- GIVEN REQUEST -
Begin at the line in the material below that has "- x-tick-label: 1: [713, 1543, 741, 1599]" and stop after the line that has "- point-B3: [1438, 376, 1469, 407]". Reproduce those lines, changing "x-tick-label" to "x-axis-tick" throughout and leaving everything else the same.

— begin —

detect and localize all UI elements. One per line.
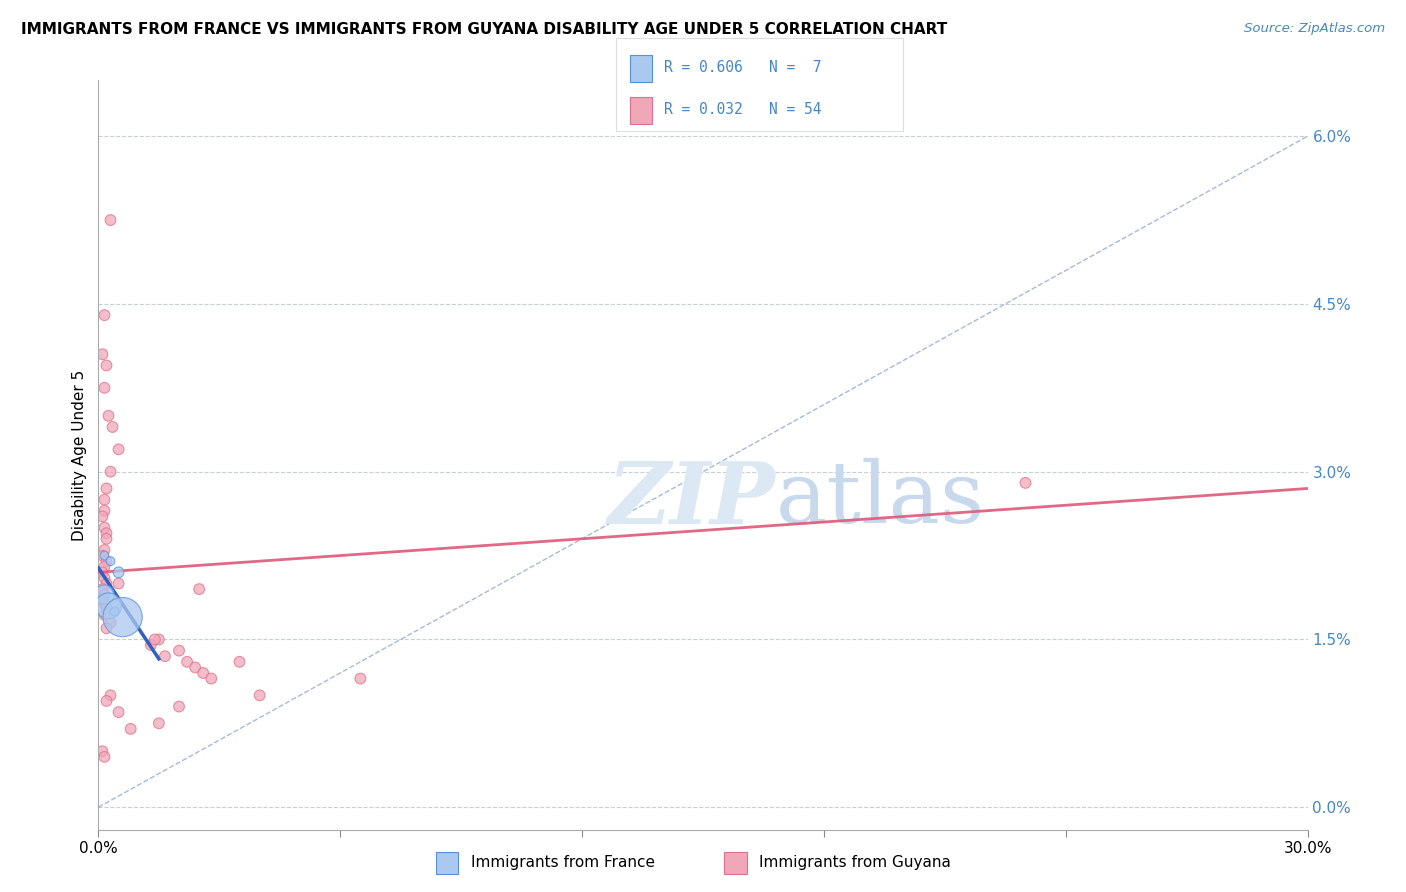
Point [93, 543, 115, 558]
Point [91, 509, 114, 524]
Point [167, 643, 190, 657]
Point [93, 504, 115, 518]
Point [96, 621, 118, 635]
Point [188, 582, 211, 596]
Point [200, 672, 222, 686]
Point [167, 699, 190, 714]
Point [91, 347, 114, 361]
Point [111, 610, 134, 624]
Point [91, 593, 114, 607]
Point [93, 750, 115, 764]
Point [96, 554, 118, 568]
Point [107, 576, 129, 591]
Point [96, 482, 118, 496]
Point [1014, 475, 1036, 490]
Text: ZIP: ZIP [607, 458, 776, 541]
Point [96, 694, 118, 708]
Text: IMMIGRANTS FROM FRANCE VS IMMIGRANTS FROM GUYANA DISABILITY AGE UNDER 5 CORRELAT: IMMIGRANTS FROM FRANCE VS IMMIGRANTS FRO… [21, 22, 948, 37]
Point [176, 655, 198, 669]
Point [93, 588, 115, 602]
Point [100, 689, 122, 703]
Point [93, 571, 115, 585]
Point [97, 599, 120, 613]
Point [93, 308, 115, 322]
Point [153, 649, 176, 664]
Point [148, 632, 170, 647]
Point [100, 554, 122, 568]
Point [93, 607, 115, 622]
Point [96, 359, 118, 373]
Point [91, 566, 114, 580]
Point [139, 638, 162, 652]
Point [97, 409, 120, 423]
Y-axis label: Disability Age Under 5: Disability Age Under 5 [72, 369, 87, 541]
Point [91, 582, 114, 596]
Point [184, 660, 207, 674]
Text: R = 0.606   N =  7: R = 0.606 N = 7 [664, 61, 821, 75]
Point [93, 549, 115, 563]
Text: Immigrants from Guyana: Immigrants from Guyana [759, 855, 950, 870]
Point [100, 465, 122, 479]
Text: Source: ZipAtlas.com: Source: ZipAtlas.com [1244, 22, 1385, 36]
Point [103, 605, 125, 619]
Point [107, 705, 129, 719]
Point [100, 213, 122, 227]
Point [96, 532, 118, 546]
Point [107, 442, 129, 457]
Text: R = 0.032   N = 54: R = 0.032 N = 54 [664, 103, 821, 117]
Point [93, 588, 115, 602]
Point [249, 689, 271, 703]
Point [93, 381, 115, 395]
Point [93, 520, 115, 534]
Point [96, 601, 118, 615]
Point [148, 716, 170, 731]
Point [193, 665, 215, 680]
Point [120, 722, 142, 736]
Point [91, 549, 114, 563]
Point [101, 420, 124, 434]
Point [93, 492, 115, 507]
Point [91, 744, 114, 758]
Point [93, 597, 115, 611]
Point [107, 566, 129, 580]
Point [100, 615, 122, 630]
Point [93, 559, 115, 574]
Point [349, 672, 371, 686]
Text: Immigrants from France: Immigrants from France [471, 855, 655, 870]
Point [96, 526, 118, 541]
Point [143, 632, 166, 647]
Text: atlas: atlas [776, 458, 984, 541]
Point [228, 655, 250, 669]
Point [96, 576, 118, 591]
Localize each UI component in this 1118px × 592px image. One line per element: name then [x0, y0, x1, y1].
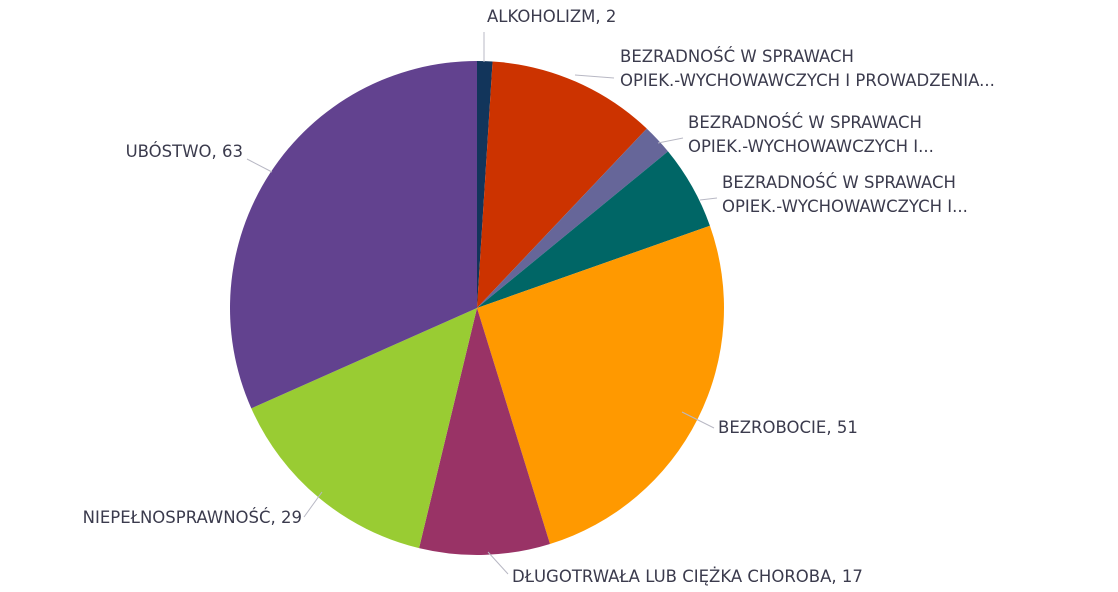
leader-line: [487, 551, 509, 575]
pie-slice: [477, 61, 493, 308]
pie-slice: [477, 151, 710, 308]
pie-slice: [477, 225, 724, 544]
slice-label: NIEPEŁNOSPRAWNOŚĆ, 29: [83, 508, 302, 527]
slice-label: BEZRADNOŚĆ W SPRAWACH OPIEK.-WYCHOWAWCZYC…: [722, 173, 968, 216]
slice-label: BEZRADNOŚĆ W SPRAWACH OPIEK.-WYCHOWAWCZYC…: [688, 113, 934, 156]
label-line: OPIEK.-WYCHOWAWCZYCH I...: [688, 137, 934, 156]
slice-label: UBÓSTWO, 63: [126, 142, 243, 161]
leader-line: [699, 197, 718, 201]
pie-slice: [477, 128, 669, 308]
leader-line: [681, 411, 715, 429]
label-line: ALKOHOLIZM, 2: [487, 7, 616, 26]
leader-line: [303, 491, 323, 518]
label-line: UBÓSTWO, 63: [126, 142, 243, 161]
leader-line: [657, 137, 684, 144]
pie-slice: [229, 61, 477, 409]
leader-line: [574, 74, 615, 79]
label-line: BEZRADNOŚĆ W SPRAWACH: [688, 113, 922, 132]
label-line: OPIEK.-WYCHOWAWCZYCH I...: [722, 197, 968, 216]
label-line: DŁUGOTRWAŁA LUB CIĘŻKA CHOROBA, 17: [512, 567, 863, 586]
label-line: NIEPEŁNOSPRAWNOŚĆ, 29: [83, 508, 302, 527]
label-line: BEZRADNOŚĆ W SPRAWACH: [620, 47, 854, 66]
pie-slice: [251, 308, 477, 549]
pie-slice: [419, 308, 550, 555]
slice-label: ALKOHOLIZM, 2: [487, 7, 616, 26]
pie-slice: [477, 61, 647, 308]
label-line: BEZROBOCIE, 51: [718, 418, 858, 437]
slice-label: DŁUGOTRWAŁA LUB CIĘŻKA CHOROBA, 17: [512, 567, 863, 586]
label-line: OPIEK.-WYCHOWAWCZYCH I PROWADZENIA...: [620, 71, 995, 90]
slice-label: BEZROBOCIE, 51: [718, 418, 858, 437]
label-line: BEZRADNOŚĆ W SPRAWACH: [722, 173, 956, 192]
leader-line: [246, 158, 273, 173]
slice-label: BEZRADNOŚĆ W SPRAWACH OPIEK.-WYCHOWAWCZYC…: [620, 47, 995, 90]
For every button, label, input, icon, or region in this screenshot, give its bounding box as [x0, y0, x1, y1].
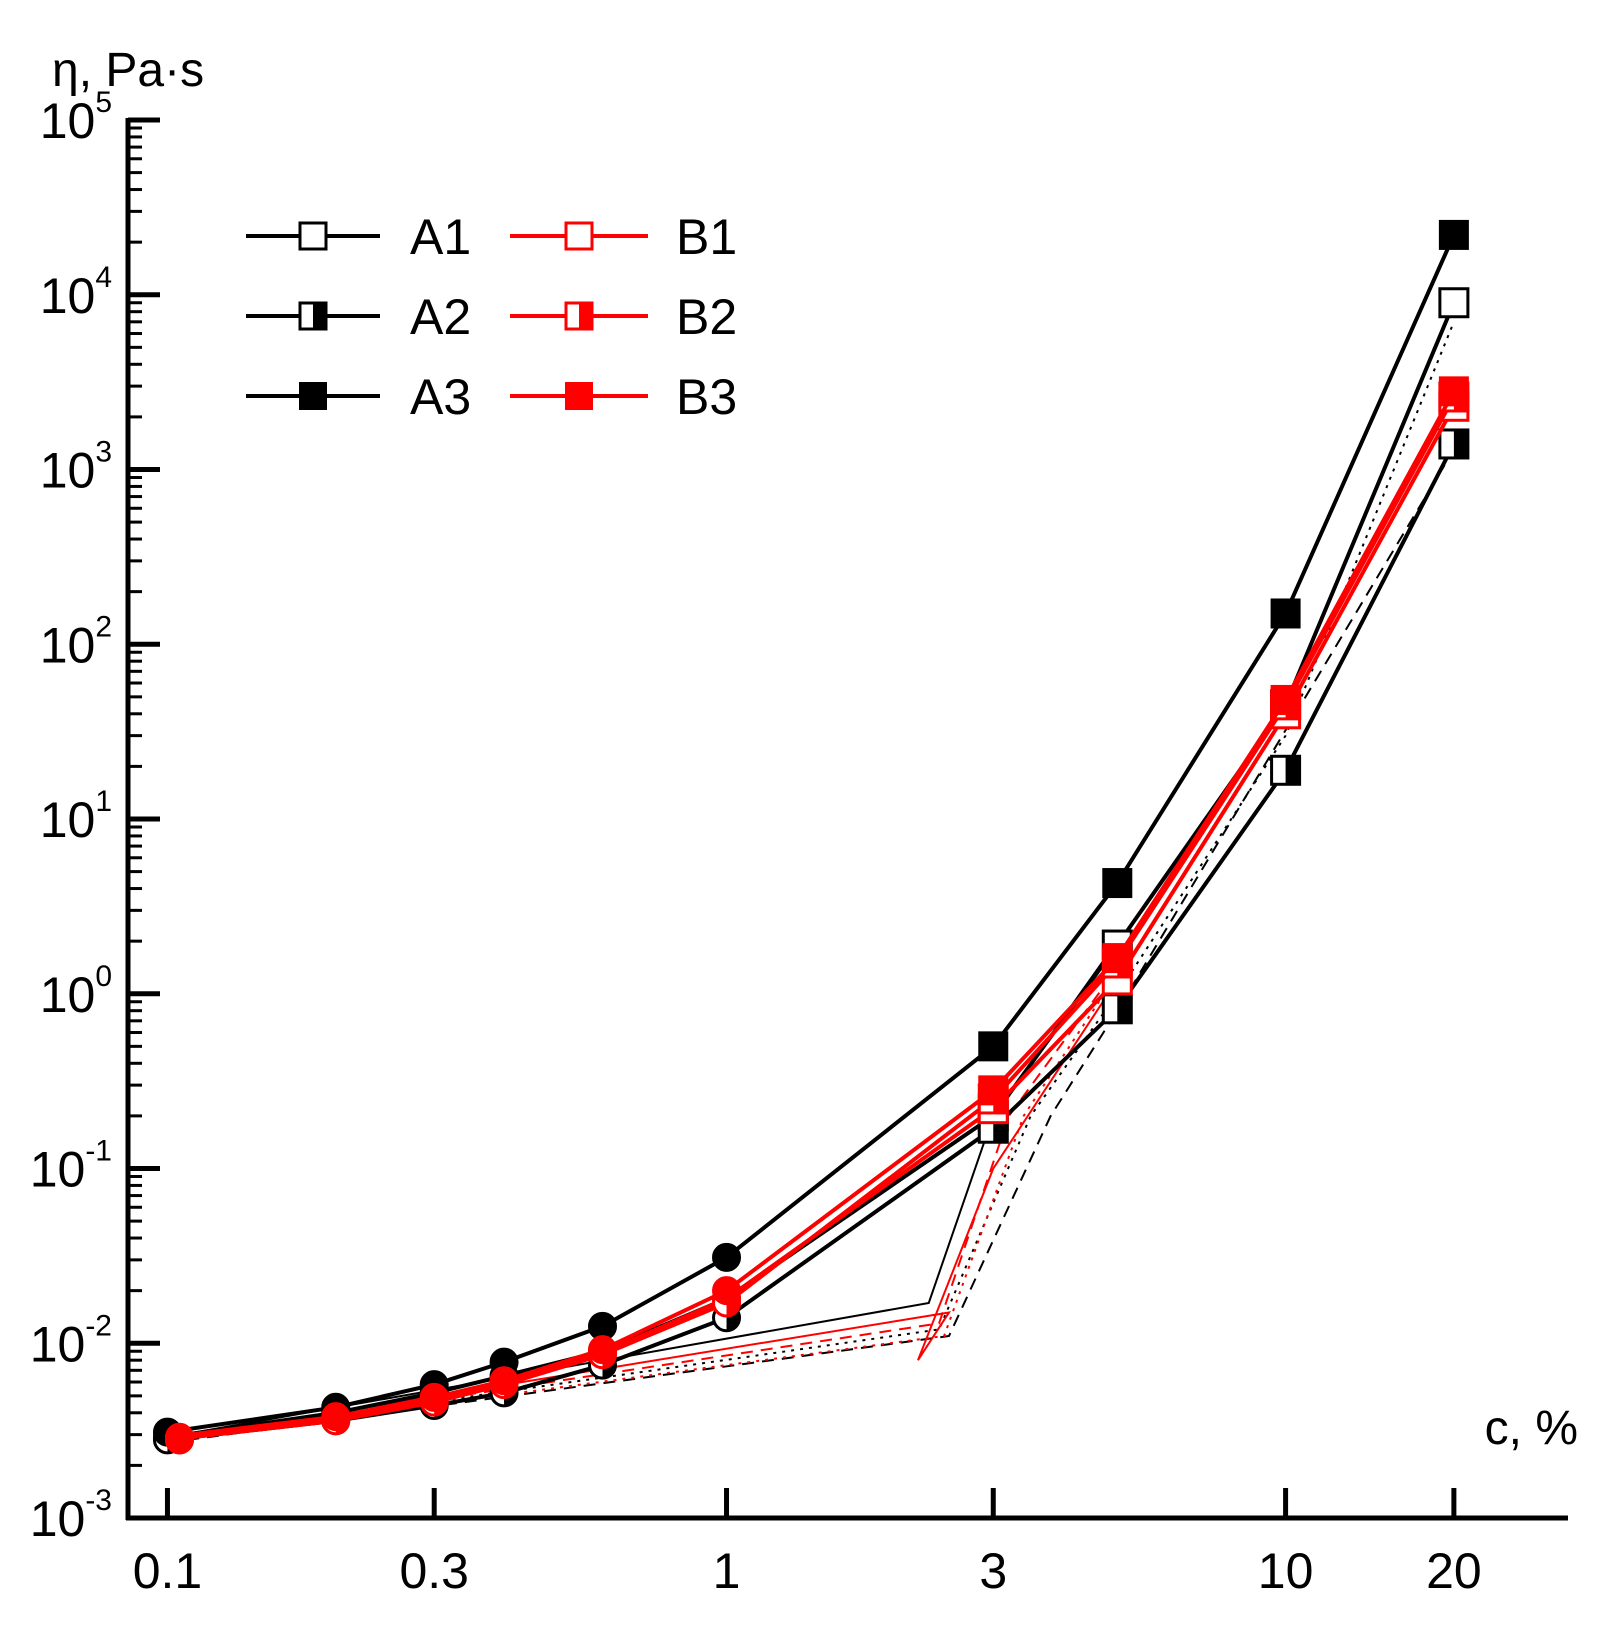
- x-tick-label: 1: [713, 1543, 741, 1599]
- legend-marker: [564, 221, 594, 251]
- series-B3: [164, 376, 1469, 1452]
- legend-item-A1: A1: [246, 209, 471, 265]
- point-B3: [164, 1422, 194, 1452]
- point-A2-fill: [1285, 756, 1300, 785]
- x-tick-label: 0.1: [133, 1543, 203, 1599]
- x-axis-label: c, %: [1485, 1402, 1578, 1455]
- x-tick-label: 0.3: [399, 1543, 469, 1599]
- series-B2: [164, 381, 1470, 1455]
- point-B3: [1438, 376, 1469, 407]
- legend-label: A1: [410, 209, 471, 265]
- x-tick-label: 3: [979, 1543, 1007, 1599]
- x-tick-label: 10: [1258, 1543, 1314, 1599]
- point-A3: [712, 1242, 742, 1272]
- y-tick-label: 10-1: [30, 1135, 112, 1198]
- series-line-A3: [167, 234, 1456, 1435]
- y-tick-label: 10-3: [30, 1484, 112, 1547]
- fit-line: [167, 967, 1119, 1441]
- point-A3: [1270, 598, 1301, 629]
- series-A3: [152, 219, 1469, 1447]
- point-B3: [419, 1382, 449, 1412]
- legend-label: A2: [410, 289, 471, 345]
- point-B3: [978, 1075, 1009, 1106]
- y-tick-label: 10-2: [30, 1309, 112, 1372]
- series-line-B3: [167, 390, 1456, 1440]
- y-tick-label: 103: [40, 436, 112, 499]
- x-ticks: 0.1 0.3 1 3 10 20: [133, 1488, 1482, 1599]
- series-line-A2: [167, 443, 1456, 1442]
- point-A3: [1102, 868, 1133, 899]
- legend-item-B2: B2: [510, 289, 737, 345]
- legend-item-B1: B1: [510, 209, 737, 265]
- legend-item-A3: A3: [246, 369, 471, 425]
- point-A3: [978, 1031, 1009, 1062]
- fit-lines: [167, 321, 1455, 1444]
- fit-line: [167, 973, 1119, 1441]
- legend-item-B3: B3: [510, 369, 737, 425]
- legend-marker-fill: [579, 303, 592, 329]
- legend-marker-fill: [313, 303, 326, 329]
- point-A2-fill: [1453, 429, 1468, 458]
- point-B3: [321, 1402, 351, 1432]
- legend-label: B1: [676, 209, 737, 265]
- point-B3: [587, 1335, 617, 1365]
- y-ticks: 10-3 10-2 10-1 100 101 102 103 104 105: [30, 86, 160, 1547]
- y-tick-label: 100: [40, 960, 112, 1023]
- series-layer: [152, 219, 1470, 1455]
- point-B3: [712, 1276, 742, 1306]
- series-line-B2: [167, 396, 1456, 1442]
- legend-marker: [565, 382, 593, 410]
- point-A3: [1438, 219, 1469, 250]
- point-B3: [489, 1366, 519, 1396]
- fit-line: [167, 449, 1455, 1444]
- y-tick-label: 105: [40, 86, 112, 149]
- series-line-B1: [167, 405, 1456, 1442]
- legend: A1 A2 A3 B1 B2 B3: [246, 209, 737, 425]
- point-A1: [1438, 287, 1470, 319]
- axes: 10-3 10-2 10-1 100 101 102 103 104 105 0.1 0.3 1 3 1…: [30, 86, 1568, 1599]
- legend-label: B3: [676, 369, 737, 425]
- legend-item-A2: A2: [246, 289, 471, 345]
- legend-label: B2: [676, 289, 737, 345]
- series-A1: [152, 287, 1470, 1452]
- fit-line: [167, 979, 1119, 1441]
- legend-marker: [298, 221, 328, 251]
- legend-label: A3: [410, 369, 471, 425]
- series-B1: [164, 390, 1470, 1455]
- series-line-A1: [167, 301, 1456, 1440]
- legend-marker: [299, 382, 327, 410]
- y-tick-label: 101: [40, 785, 112, 848]
- point-A2-fill: [1117, 994, 1132, 1023]
- fit-line: [167, 321, 1455, 1441]
- point-B3: [1102, 943, 1133, 974]
- y-tick-label: 102: [40, 610, 112, 673]
- y-tick-label: 104: [40, 261, 112, 324]
- y-axis-label: η, Pa·s: [52, 44, 204, 97]
- x-tick-label: 20: [1426, 1543, 1482, 1599]
- series-A2: [152, 428, 1470, 1455]
- point-B3: [1270, 684, 1301, 715]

— end —

- FULL ANSWER -
- x-axis-tick: 1: [713, 1543, 741, 1599]
- legend-marker: [564, 221, 594, 251]
- series-B3: [164, 376, 1469, 1452]
- legend-item-A1: A1: [246, 209, 471, 265]
- point-B3: [164, 1422, 194, 1452]
- point-A2-fill: [1285, 756, 1300, 785]
- x-axis-tick: 0.1: [133, 1543, 203, 1599]
- x-axis-label: c, %: [1485, 1402, 1578, 1455]
- x-axis-tick: 0.3: [399, 1543, 469, 1599]
- series-B2: [164, 381, 1470, 1455]
- point-B3: [1438, 376, 1469, 407]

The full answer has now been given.